- Activity list -
**1)** Return the text of the passage on working with LLMs from "The parameters you'd" to "session and nonsense.", copied without changes.
**2)** Why does the passage on working with LLMs advise writing a block of code yourself once you've written more than two prompts about it? Answer in one to three sentences.
**3)** In the passage on working with LLMs, what tool is being used to build the D&D Dungeon Master agent?

The Rules I Wish I'd Known Earlier
It's not Google. Don't treat it as a search engine. It's a reasoning tool that generates output based on patterns, and it needs to be directed, not queried.
Always review the code, even for simple tasks. You will always catch something. But you'll also learn something — those two things happen in roughly equal measure.
If you find yourself writing more than two prompts about the same block of code, stop and write it yourself. The model isn't going to get there, and you're burning tokens and time. Step in, write the code, and move on.
The shift from iterating on code to iterating on plans was the turning point. Once I internalized that the quality of the output is determined by the quality of the plan, everything got faster, cheaper, and more reliable.
Building Agents
Beyond using LLMs as tools, I've started building with them. As a personal project, I'm using Pydantic AI to build a D&D Dungeon Master agent that runs locally. It's been an education in a completely different set of concerns.
Model selection matters far more when you're running small local models. A model that excels at narrative generation might be terrible at structured output or tool calling. You can't just pick the "best" model — you have to pick the best model for the specific task your agent performs, and that often means testing several.
The parameters you'd normally ignore start to matter. Temperature, max tokens, and retrieval_k all have a direct, noticeable impact on output quality and consistency. Small changes in these values can be the difference between a coherent game session and nonsense.
History processing is deceptively tricky. Conversation history grows fast in a D&D session, and you have to make deliberate choices about when to summarize history versus when to truncate it outright. Summarization preserves context but costs tokens and can lose important details. Cutting history is cheaper but risks the agent forgetting something the player said three turns ago. There's no universal answer — it depends on what your agent needs to remember and what it can afford to forget.
Writing System Prompts
One skill that's grown significantly over the past two years is writing system prompts — not just for coding, but for any task where I need consistent, specialized behavior from a model.

- Material supplied -

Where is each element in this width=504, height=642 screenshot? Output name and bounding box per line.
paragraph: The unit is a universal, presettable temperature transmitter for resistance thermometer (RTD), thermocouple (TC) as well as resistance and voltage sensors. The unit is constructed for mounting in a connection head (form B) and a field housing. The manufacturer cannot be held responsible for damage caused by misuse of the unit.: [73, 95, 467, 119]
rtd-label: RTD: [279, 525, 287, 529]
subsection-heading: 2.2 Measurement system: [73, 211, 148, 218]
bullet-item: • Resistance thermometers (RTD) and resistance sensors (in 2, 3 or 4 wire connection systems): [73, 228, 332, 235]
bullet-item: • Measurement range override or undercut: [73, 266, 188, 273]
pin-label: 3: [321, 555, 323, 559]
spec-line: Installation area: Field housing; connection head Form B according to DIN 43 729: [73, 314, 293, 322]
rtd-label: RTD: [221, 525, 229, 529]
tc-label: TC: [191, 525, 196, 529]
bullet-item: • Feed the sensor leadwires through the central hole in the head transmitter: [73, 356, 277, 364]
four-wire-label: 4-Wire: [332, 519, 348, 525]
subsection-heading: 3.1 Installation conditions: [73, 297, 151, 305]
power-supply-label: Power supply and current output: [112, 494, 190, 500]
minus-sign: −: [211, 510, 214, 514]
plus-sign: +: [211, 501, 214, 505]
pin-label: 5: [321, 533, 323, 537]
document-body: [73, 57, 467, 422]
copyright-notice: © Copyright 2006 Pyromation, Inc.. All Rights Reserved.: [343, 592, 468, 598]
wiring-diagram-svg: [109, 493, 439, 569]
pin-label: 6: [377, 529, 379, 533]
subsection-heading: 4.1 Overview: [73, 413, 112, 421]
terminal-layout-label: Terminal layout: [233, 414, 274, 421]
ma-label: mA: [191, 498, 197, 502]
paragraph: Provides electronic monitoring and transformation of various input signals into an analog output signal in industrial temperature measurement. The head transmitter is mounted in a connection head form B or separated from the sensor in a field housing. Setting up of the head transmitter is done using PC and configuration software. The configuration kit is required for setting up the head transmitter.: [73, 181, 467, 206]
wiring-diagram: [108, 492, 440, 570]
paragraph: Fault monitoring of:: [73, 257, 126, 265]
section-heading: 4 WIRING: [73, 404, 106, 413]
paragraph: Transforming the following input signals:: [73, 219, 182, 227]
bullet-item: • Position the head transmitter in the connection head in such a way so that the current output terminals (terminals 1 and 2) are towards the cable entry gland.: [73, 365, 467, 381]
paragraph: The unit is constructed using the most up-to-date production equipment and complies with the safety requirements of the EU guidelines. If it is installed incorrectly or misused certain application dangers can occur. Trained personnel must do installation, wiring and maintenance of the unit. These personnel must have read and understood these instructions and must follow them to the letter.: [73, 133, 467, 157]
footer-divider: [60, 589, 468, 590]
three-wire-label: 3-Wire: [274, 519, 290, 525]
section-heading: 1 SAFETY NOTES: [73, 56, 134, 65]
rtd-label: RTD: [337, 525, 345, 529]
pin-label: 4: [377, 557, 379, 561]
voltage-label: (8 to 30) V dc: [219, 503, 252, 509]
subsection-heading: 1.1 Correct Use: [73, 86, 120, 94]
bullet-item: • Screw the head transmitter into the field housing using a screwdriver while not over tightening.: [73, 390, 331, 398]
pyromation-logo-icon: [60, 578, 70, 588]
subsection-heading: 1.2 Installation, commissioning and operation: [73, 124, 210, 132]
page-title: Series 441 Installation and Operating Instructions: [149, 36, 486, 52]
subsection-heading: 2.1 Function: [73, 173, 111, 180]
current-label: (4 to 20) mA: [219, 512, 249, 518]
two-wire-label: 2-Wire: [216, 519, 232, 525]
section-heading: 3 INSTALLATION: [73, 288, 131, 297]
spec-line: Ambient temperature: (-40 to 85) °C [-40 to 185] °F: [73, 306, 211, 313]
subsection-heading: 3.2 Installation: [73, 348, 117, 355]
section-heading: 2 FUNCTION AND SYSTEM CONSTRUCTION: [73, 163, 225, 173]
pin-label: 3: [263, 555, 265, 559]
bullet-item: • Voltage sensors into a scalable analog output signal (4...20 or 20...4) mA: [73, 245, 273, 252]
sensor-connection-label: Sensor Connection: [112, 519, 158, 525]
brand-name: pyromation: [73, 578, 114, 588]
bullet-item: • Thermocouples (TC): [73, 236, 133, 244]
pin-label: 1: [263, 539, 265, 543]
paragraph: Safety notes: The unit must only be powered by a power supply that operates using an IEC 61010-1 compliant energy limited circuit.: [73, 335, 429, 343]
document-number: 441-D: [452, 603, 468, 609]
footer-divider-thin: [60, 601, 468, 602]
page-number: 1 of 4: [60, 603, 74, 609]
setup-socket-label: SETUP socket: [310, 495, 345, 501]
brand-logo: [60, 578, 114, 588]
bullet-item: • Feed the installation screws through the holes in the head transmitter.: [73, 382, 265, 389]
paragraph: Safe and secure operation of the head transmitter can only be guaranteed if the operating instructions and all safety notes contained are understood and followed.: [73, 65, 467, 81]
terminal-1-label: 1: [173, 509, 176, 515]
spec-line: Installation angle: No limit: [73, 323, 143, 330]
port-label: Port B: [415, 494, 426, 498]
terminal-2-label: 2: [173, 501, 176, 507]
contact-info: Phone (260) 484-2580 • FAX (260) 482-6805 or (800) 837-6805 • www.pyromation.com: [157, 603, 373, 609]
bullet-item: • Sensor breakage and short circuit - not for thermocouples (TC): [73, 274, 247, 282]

- Task results -
**1)**
The parameters you'd normally ignore start to matter. Temperature, max tokens, and retrieval_k all have a direct, noticeable impact on output quality and consistency. Small changes in these values can be the difference between a coherent game session and nonsense.

**2)** The model isn't going to get there, and continuing to prompt only burns tokens and time. Stepping in, writing the code and moving on is the better course.

**3)** Pydantic AI.